AIM OF THE TASK: Identify the lines that contain the string "image" and copy all of them.

Dataset entries

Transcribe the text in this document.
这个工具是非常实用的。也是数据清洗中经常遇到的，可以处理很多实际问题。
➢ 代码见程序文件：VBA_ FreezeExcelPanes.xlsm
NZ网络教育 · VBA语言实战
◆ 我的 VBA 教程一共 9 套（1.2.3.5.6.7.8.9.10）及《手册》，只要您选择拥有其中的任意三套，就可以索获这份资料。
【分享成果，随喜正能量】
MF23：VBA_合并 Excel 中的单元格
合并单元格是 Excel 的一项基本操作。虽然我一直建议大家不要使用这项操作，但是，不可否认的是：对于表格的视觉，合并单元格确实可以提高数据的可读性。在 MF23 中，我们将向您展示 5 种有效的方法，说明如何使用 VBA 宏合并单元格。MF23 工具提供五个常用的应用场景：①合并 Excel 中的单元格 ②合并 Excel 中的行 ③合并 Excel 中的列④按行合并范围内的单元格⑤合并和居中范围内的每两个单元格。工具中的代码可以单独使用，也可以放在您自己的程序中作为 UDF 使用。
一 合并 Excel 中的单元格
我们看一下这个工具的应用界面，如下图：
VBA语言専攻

...

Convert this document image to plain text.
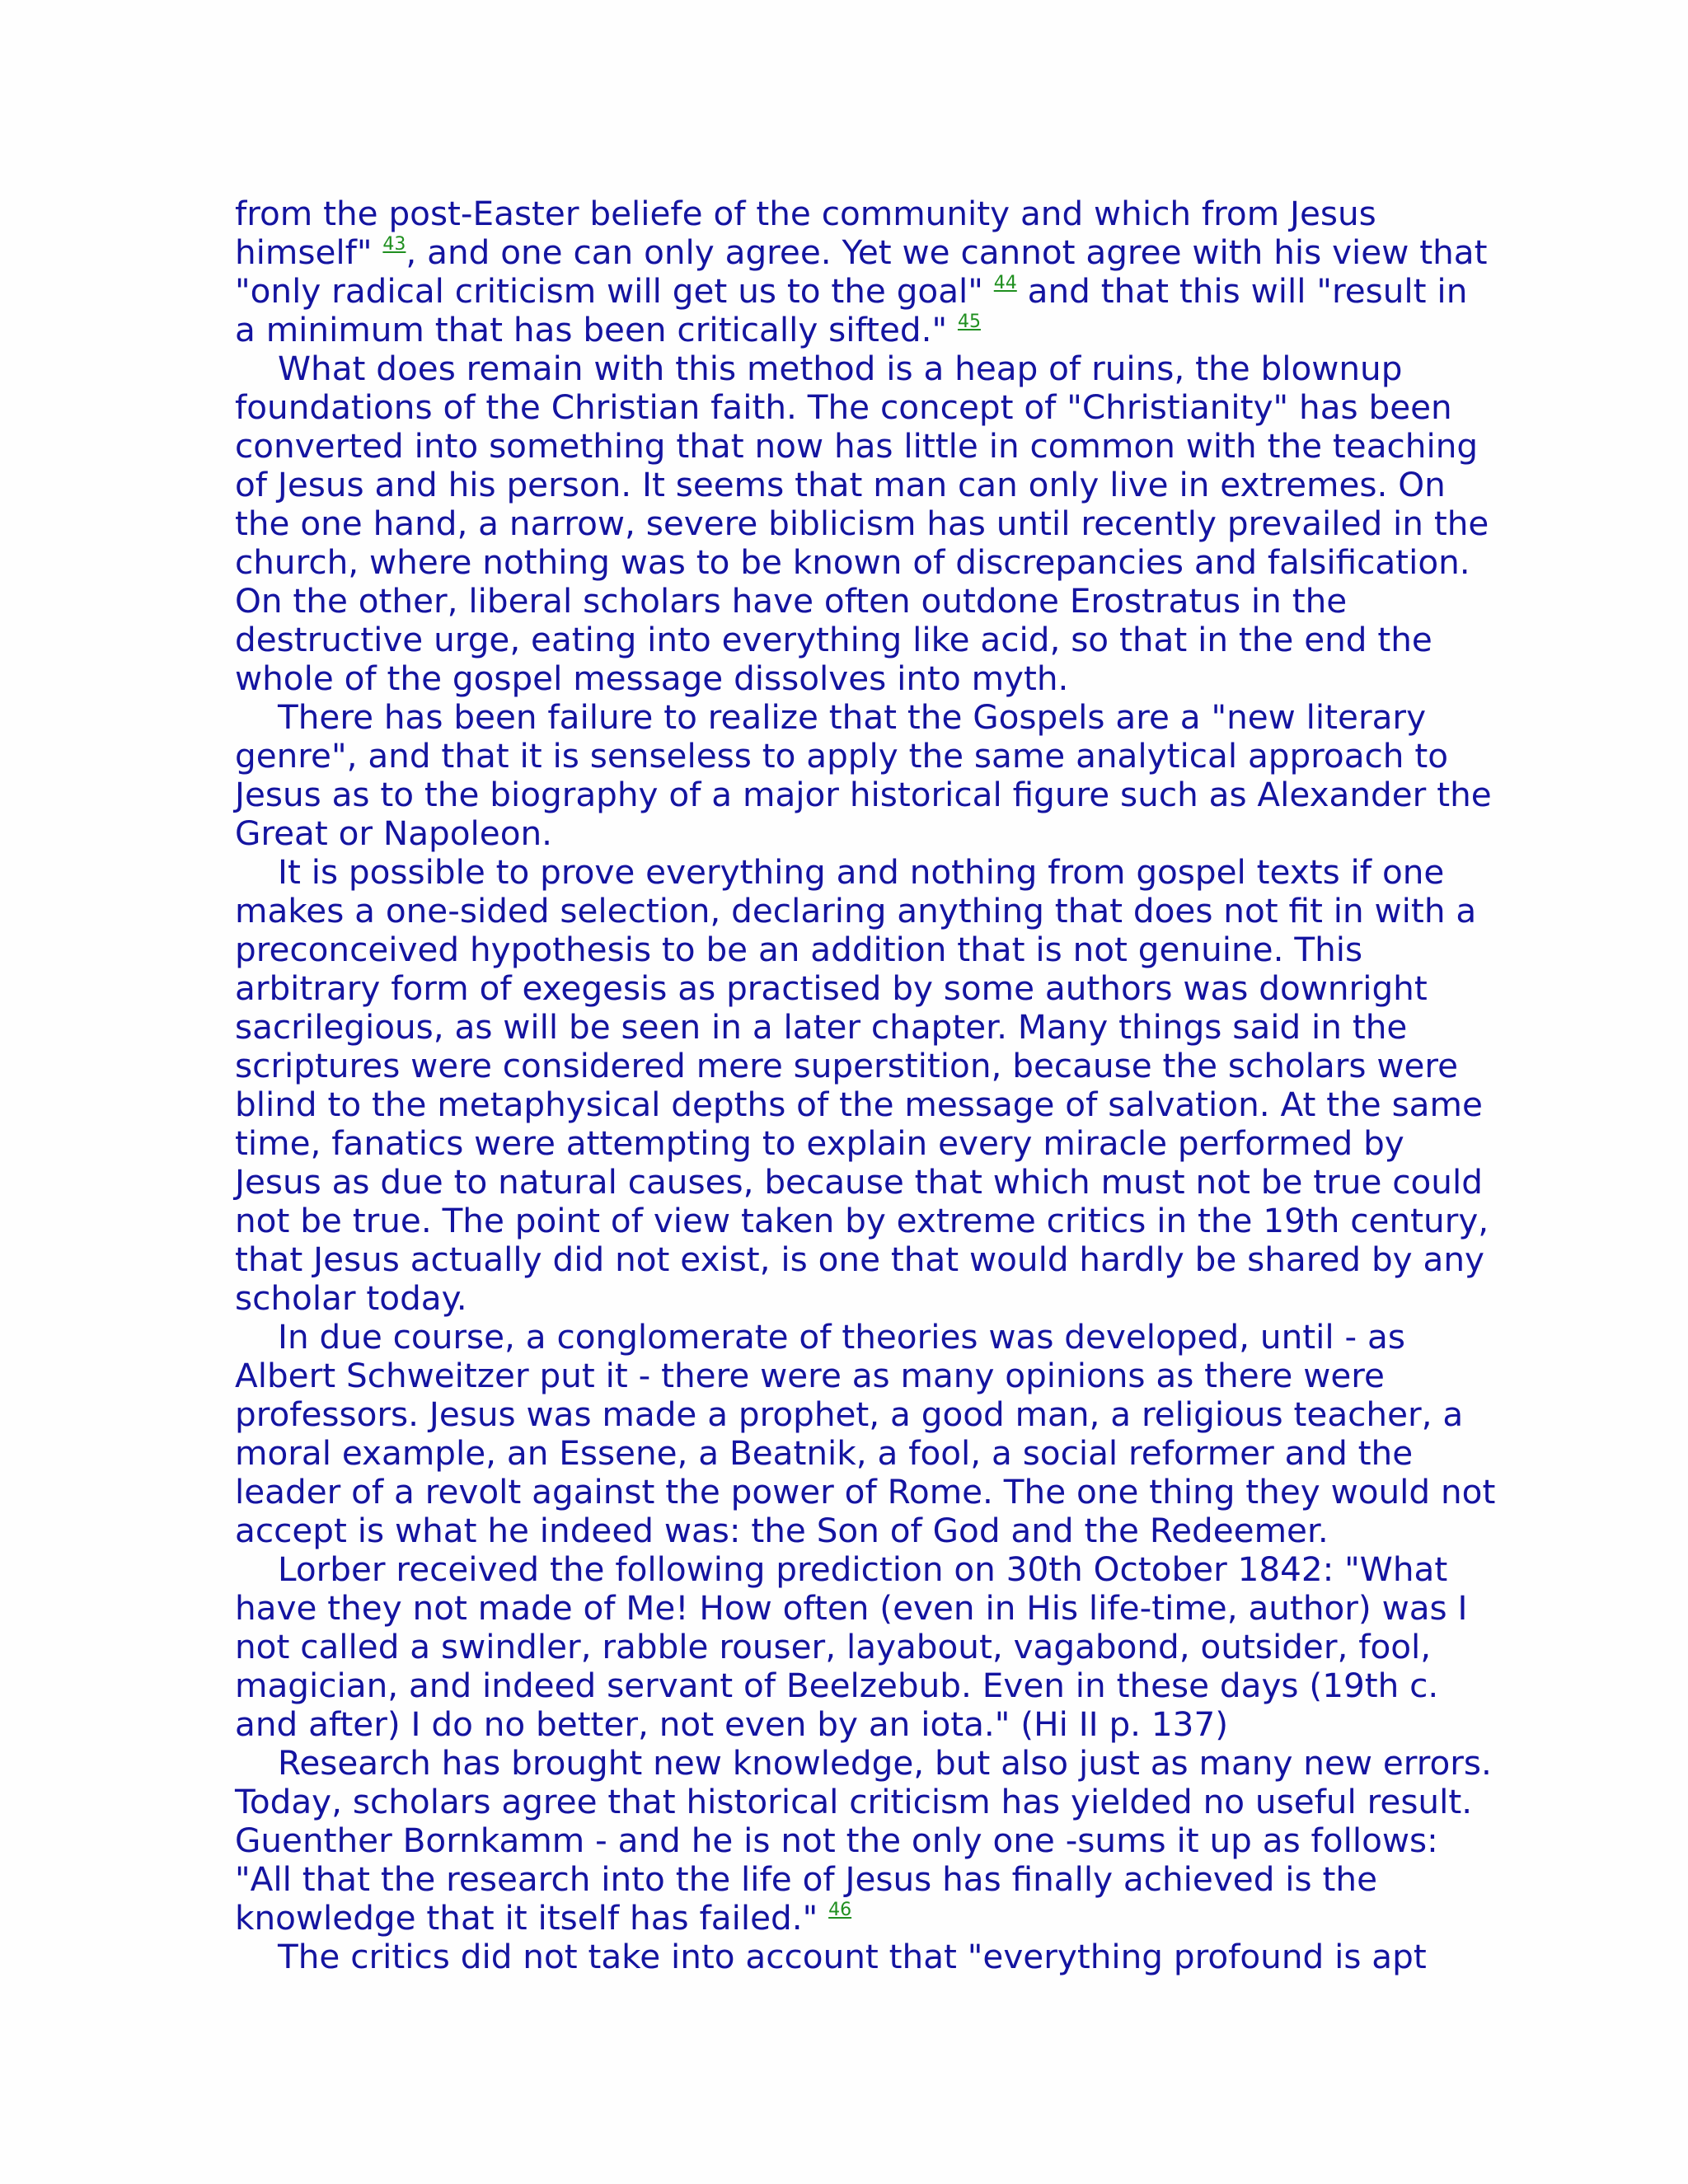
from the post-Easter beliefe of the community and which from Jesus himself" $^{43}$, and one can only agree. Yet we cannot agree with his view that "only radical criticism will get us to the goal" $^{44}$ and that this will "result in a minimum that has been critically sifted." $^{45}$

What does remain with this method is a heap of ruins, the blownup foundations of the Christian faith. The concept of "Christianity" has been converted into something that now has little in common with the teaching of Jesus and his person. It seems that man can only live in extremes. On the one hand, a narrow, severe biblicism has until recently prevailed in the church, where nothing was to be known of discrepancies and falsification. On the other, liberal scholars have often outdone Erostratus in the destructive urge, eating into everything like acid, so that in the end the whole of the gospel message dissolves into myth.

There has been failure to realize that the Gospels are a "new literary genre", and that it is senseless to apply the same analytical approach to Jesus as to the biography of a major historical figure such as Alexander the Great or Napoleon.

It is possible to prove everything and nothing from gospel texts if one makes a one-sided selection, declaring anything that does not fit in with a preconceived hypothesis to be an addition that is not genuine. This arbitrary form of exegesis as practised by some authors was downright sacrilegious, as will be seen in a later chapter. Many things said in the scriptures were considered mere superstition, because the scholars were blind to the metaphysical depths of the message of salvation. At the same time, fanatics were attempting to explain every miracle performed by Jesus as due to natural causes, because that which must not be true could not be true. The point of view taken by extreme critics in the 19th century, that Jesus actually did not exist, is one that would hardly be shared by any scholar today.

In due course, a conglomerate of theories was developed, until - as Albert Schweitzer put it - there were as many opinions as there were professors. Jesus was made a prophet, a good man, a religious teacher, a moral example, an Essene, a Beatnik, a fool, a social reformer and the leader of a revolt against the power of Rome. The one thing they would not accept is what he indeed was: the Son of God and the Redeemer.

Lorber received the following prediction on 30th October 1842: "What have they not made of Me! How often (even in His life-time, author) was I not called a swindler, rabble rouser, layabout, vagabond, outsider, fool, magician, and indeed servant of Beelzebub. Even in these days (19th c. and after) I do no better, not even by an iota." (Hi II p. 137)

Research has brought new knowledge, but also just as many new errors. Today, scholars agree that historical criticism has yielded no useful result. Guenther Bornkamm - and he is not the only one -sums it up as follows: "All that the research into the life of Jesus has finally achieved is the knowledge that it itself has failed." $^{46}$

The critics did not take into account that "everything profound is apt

* * *

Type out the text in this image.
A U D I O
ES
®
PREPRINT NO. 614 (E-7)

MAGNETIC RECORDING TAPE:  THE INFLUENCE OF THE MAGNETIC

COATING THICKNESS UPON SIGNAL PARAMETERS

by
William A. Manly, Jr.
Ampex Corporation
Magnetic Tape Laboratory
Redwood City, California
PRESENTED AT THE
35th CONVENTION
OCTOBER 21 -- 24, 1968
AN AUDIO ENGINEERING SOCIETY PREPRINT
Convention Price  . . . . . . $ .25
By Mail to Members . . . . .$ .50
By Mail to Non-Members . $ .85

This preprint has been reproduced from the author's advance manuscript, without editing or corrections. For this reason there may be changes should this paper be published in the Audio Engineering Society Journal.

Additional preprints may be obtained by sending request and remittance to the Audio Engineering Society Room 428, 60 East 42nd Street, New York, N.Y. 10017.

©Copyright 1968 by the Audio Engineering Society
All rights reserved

WORKED ANSWER:
Convert this document image to plain text.
Type out the text in this image.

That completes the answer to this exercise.